[Dataset excerpt]
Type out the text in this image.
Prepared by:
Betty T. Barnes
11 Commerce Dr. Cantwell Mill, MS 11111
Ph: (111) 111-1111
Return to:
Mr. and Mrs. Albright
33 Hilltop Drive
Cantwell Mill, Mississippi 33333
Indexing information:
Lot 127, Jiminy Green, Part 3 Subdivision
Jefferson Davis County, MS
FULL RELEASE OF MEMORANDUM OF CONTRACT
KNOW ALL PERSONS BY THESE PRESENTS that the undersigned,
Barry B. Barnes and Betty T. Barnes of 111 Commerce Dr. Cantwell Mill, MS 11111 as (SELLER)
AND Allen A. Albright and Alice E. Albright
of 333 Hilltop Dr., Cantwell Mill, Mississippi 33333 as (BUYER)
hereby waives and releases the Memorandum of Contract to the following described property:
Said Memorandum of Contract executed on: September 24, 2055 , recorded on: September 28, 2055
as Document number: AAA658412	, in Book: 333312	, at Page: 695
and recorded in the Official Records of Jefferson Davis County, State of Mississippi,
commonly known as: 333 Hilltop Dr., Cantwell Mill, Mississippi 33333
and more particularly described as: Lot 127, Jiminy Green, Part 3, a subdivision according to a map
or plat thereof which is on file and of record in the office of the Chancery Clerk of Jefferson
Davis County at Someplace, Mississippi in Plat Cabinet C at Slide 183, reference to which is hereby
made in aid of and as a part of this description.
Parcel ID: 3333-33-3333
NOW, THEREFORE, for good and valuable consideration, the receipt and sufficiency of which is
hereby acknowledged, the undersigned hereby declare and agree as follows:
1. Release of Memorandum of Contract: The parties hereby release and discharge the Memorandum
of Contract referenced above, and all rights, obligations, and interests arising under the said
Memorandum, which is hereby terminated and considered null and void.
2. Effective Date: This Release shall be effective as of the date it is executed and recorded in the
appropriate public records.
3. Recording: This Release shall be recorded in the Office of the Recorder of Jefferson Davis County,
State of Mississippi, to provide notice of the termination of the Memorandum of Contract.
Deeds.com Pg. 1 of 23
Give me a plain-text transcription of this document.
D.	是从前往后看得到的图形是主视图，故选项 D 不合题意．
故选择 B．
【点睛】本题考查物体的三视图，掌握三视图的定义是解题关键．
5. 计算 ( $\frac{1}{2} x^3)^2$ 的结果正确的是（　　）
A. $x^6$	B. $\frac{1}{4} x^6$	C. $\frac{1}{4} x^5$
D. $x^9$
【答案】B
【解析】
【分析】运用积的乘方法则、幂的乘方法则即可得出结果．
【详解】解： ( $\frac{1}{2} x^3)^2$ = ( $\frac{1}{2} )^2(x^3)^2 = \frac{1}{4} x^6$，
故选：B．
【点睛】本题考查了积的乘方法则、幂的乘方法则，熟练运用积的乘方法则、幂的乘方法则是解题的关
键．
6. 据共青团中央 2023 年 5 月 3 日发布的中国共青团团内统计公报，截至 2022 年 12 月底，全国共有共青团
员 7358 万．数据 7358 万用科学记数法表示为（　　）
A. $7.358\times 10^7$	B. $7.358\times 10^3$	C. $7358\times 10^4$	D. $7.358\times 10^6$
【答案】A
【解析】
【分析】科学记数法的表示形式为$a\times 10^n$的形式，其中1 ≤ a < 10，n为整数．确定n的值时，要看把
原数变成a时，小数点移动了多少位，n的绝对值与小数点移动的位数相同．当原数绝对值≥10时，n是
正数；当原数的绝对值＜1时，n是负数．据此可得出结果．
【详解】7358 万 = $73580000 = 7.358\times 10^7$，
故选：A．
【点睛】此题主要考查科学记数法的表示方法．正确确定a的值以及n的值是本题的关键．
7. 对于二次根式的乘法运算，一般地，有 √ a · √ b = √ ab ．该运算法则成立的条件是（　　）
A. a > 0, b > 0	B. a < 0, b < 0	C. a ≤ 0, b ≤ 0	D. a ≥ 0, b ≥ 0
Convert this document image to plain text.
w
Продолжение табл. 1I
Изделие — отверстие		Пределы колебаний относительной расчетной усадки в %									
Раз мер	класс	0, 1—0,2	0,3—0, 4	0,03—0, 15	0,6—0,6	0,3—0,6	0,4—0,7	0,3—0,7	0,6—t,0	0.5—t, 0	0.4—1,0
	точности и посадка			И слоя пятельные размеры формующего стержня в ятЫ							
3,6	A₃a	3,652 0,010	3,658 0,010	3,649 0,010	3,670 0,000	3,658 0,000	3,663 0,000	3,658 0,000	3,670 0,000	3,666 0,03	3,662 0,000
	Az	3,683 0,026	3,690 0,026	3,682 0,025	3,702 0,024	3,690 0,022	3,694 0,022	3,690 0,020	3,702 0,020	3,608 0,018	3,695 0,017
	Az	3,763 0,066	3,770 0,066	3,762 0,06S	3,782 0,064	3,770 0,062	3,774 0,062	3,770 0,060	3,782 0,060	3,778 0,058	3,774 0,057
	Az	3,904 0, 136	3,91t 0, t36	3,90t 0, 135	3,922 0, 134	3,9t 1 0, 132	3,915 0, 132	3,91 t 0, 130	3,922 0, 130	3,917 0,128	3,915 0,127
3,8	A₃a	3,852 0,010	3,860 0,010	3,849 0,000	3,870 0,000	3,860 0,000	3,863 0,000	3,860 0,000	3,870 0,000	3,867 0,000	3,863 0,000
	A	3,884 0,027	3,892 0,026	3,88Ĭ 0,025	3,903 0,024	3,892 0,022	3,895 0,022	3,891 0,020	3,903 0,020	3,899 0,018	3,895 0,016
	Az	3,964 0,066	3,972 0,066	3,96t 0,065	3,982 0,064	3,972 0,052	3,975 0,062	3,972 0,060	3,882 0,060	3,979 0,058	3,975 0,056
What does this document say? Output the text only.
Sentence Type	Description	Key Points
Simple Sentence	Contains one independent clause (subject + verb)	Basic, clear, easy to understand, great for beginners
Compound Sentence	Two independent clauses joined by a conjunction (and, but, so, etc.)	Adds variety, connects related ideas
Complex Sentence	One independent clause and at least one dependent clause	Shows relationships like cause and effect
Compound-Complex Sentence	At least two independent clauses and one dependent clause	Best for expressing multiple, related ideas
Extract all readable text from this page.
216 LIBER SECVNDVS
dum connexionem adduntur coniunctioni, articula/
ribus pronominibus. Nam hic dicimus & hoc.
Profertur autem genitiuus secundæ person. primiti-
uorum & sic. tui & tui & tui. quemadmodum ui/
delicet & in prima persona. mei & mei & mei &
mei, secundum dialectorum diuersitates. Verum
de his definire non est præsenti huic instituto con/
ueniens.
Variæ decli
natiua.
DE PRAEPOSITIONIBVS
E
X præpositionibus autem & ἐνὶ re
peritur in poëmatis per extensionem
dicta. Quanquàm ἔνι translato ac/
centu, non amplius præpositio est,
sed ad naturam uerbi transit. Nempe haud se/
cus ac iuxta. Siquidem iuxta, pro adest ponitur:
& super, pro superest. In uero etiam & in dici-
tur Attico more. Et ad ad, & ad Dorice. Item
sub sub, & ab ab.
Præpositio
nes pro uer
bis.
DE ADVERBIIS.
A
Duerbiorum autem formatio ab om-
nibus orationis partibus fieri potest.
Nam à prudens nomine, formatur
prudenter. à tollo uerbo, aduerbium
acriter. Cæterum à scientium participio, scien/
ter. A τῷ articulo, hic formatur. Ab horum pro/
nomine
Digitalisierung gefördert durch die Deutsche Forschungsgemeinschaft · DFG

Job:
Pick out and copy every line that contains the word "formatur".

Output:
Nam à prudens nomine, formatur
ter. A τῷ articulo, hic formatur. Ab horum pro/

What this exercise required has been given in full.